[Dataset records]

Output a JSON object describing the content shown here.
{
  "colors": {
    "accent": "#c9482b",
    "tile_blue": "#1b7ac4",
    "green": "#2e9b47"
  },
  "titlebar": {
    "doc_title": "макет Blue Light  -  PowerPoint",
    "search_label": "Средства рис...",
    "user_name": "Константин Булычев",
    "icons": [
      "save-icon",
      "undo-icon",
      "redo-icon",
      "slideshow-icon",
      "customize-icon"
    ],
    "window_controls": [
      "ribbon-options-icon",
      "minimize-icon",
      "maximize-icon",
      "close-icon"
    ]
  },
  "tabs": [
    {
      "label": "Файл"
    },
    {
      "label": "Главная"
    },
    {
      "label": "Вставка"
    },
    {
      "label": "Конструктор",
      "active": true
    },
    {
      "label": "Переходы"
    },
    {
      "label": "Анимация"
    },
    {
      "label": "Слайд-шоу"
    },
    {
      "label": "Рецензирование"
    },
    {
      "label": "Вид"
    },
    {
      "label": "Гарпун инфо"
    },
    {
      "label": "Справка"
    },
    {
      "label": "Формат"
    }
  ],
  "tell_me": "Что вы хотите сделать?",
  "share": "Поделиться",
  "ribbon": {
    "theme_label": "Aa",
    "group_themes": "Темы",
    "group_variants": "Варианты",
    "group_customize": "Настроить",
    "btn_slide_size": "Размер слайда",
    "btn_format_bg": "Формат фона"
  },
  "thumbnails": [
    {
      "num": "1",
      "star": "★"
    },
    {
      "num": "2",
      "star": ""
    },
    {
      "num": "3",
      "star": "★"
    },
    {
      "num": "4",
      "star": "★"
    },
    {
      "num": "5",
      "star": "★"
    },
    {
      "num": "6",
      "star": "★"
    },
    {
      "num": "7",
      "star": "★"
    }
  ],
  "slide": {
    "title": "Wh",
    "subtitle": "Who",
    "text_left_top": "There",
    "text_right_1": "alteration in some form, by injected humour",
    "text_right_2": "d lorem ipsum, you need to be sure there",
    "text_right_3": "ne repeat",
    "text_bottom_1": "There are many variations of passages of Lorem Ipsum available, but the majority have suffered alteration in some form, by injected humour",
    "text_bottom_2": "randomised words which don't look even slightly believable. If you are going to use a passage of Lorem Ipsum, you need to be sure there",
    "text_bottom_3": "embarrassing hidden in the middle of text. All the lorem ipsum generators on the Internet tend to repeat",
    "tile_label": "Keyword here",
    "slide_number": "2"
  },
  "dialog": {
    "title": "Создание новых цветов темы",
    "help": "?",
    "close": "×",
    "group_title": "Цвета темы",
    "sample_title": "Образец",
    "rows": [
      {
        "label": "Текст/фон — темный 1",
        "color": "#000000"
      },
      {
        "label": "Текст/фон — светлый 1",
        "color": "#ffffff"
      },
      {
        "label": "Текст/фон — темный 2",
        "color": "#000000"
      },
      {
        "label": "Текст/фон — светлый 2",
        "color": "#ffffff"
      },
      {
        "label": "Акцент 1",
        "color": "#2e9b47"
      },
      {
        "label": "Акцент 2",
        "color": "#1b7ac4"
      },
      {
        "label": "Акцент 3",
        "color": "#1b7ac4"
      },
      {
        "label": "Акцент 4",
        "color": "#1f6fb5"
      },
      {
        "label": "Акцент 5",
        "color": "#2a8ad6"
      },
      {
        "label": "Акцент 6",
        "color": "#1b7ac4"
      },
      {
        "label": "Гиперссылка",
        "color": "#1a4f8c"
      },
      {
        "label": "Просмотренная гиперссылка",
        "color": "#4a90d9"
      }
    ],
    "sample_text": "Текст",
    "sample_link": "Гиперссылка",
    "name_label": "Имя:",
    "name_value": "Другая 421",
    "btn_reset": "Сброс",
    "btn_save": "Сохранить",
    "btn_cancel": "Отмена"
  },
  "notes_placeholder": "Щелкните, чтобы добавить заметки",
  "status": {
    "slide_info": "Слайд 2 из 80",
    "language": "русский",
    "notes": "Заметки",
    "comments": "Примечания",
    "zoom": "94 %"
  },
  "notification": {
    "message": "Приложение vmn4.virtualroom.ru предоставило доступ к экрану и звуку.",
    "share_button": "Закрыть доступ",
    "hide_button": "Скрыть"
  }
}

...

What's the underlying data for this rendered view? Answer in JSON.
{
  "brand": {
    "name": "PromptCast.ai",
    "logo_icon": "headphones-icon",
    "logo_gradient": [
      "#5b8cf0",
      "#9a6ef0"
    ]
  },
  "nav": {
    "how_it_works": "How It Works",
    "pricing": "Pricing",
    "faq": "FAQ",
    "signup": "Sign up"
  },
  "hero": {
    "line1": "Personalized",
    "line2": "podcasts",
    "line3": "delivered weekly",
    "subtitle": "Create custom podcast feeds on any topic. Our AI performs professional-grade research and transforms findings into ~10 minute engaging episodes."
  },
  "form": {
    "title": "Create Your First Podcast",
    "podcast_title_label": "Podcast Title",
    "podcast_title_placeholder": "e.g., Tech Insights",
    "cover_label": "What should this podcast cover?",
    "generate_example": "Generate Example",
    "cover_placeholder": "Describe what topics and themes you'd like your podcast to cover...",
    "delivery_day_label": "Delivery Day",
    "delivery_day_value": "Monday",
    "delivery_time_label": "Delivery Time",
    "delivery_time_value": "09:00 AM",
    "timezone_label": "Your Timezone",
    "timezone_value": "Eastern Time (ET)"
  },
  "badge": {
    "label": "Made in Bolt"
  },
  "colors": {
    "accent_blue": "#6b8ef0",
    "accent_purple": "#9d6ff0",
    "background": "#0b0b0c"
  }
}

Written problem | Show every line from the entries above in which the word "темный" appears.

Solution for this exercise |
        "label": "Текст/фон — темный 1",
        "label": "Текст/фон — темный 2",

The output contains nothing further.